Exercise description>
Copy, from the entries below, each line where the word "final" can be found.

— START OF Records shown —

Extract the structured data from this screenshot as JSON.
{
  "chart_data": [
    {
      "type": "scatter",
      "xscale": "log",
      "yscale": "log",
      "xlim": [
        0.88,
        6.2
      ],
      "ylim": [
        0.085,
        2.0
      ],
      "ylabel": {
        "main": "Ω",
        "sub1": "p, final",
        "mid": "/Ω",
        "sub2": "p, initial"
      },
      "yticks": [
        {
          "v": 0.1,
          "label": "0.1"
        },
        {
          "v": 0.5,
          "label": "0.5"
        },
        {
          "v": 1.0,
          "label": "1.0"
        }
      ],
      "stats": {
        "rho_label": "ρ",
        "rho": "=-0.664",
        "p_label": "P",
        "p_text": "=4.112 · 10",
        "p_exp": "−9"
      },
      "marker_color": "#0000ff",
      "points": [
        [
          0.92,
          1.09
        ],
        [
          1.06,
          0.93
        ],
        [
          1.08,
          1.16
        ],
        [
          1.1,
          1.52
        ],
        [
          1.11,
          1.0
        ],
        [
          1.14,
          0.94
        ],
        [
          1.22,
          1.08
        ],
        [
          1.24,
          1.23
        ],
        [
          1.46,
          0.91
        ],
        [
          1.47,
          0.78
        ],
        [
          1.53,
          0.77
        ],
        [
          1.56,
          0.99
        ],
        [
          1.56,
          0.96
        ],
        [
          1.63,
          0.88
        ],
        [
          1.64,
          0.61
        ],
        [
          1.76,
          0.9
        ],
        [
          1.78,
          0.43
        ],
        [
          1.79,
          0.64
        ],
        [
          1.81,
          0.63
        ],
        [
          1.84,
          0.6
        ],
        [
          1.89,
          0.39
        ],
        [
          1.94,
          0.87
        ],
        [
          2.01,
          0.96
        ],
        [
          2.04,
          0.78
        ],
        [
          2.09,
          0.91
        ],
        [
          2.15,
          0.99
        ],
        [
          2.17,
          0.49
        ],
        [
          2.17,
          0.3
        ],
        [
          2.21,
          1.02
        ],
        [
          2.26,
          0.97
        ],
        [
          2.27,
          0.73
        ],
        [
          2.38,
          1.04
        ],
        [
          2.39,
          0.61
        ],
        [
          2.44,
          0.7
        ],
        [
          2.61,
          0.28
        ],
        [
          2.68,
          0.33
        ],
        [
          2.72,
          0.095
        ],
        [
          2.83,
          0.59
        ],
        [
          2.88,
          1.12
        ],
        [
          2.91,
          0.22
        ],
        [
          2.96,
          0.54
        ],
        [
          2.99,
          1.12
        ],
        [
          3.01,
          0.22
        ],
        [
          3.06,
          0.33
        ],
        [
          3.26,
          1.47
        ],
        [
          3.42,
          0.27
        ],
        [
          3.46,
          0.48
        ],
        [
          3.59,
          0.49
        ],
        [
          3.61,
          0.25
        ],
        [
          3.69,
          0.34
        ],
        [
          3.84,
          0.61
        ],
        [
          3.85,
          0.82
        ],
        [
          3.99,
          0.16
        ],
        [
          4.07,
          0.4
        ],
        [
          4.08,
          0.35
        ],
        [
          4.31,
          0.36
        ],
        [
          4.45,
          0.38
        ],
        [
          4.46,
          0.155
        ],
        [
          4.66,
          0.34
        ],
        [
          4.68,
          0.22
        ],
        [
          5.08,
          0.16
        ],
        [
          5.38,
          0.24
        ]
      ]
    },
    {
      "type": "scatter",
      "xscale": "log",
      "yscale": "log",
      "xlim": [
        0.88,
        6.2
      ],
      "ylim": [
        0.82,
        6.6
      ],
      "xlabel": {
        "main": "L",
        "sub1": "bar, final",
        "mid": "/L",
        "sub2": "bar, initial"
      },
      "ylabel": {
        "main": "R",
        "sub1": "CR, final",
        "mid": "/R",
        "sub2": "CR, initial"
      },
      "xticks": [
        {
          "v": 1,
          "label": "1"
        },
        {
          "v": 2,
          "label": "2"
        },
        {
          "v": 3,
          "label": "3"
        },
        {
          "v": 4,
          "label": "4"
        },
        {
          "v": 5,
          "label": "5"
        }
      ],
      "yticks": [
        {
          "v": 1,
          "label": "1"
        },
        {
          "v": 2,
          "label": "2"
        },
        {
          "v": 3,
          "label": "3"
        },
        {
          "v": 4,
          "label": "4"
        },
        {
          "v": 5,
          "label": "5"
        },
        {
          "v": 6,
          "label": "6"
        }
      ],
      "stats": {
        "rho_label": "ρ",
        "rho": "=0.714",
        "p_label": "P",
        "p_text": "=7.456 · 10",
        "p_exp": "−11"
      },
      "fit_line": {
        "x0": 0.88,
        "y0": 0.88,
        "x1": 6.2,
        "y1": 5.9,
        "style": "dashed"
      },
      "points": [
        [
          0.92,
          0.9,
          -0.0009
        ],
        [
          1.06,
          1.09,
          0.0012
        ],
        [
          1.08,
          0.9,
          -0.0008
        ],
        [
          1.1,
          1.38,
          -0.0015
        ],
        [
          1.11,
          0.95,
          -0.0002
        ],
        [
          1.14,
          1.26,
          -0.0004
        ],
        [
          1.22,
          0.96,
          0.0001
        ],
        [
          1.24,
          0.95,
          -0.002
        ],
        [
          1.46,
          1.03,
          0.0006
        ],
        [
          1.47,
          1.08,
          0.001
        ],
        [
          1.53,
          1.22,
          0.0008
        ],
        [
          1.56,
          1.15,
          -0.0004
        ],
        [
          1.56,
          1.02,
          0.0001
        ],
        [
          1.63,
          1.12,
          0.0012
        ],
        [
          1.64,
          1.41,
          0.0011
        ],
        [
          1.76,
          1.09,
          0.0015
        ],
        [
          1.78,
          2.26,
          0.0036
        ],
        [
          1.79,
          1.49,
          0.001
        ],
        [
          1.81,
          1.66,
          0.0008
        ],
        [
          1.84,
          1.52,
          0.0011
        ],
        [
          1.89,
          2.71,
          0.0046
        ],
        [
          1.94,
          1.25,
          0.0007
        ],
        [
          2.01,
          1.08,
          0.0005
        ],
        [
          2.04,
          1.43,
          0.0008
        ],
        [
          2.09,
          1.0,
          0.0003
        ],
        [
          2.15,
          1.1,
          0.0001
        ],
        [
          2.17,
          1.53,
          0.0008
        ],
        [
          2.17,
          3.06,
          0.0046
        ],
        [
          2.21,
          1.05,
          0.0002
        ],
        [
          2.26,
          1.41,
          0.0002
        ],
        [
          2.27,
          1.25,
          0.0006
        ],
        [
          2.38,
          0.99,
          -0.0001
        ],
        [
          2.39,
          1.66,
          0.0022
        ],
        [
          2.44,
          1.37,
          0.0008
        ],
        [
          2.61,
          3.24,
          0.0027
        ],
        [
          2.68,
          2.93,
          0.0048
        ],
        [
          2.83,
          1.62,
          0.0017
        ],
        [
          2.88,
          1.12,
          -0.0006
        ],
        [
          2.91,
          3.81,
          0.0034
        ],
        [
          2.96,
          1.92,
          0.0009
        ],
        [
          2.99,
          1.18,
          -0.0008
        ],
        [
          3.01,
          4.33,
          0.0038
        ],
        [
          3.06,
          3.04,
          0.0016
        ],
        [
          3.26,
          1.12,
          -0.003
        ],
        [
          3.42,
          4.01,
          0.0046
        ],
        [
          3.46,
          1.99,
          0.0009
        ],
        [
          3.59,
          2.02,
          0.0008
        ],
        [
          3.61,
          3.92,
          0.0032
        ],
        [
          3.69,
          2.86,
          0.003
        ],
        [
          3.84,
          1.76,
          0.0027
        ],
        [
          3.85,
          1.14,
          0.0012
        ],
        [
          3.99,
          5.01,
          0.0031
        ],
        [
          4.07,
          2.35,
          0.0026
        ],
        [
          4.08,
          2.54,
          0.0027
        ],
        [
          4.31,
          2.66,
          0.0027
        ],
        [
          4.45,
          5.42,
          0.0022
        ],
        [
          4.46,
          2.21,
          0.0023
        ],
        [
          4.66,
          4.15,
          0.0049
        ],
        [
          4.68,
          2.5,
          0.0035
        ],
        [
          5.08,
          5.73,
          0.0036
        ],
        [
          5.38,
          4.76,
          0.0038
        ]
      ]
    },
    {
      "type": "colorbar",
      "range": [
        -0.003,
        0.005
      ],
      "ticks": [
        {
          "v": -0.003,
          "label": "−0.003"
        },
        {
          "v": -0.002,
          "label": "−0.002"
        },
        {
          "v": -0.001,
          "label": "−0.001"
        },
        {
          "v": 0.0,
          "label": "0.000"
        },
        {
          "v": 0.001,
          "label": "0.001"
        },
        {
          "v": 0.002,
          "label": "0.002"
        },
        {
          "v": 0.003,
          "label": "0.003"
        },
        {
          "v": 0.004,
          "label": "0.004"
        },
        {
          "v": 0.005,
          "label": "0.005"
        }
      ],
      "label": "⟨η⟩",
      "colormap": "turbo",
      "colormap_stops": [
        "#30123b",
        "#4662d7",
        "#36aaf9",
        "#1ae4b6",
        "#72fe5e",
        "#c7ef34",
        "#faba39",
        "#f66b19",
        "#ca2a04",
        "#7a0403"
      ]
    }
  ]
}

— END OF Records shown —

Complete response>
        "sub1": "p, final",
        "sub1": "bar, final",
        "sub1": "CR, final",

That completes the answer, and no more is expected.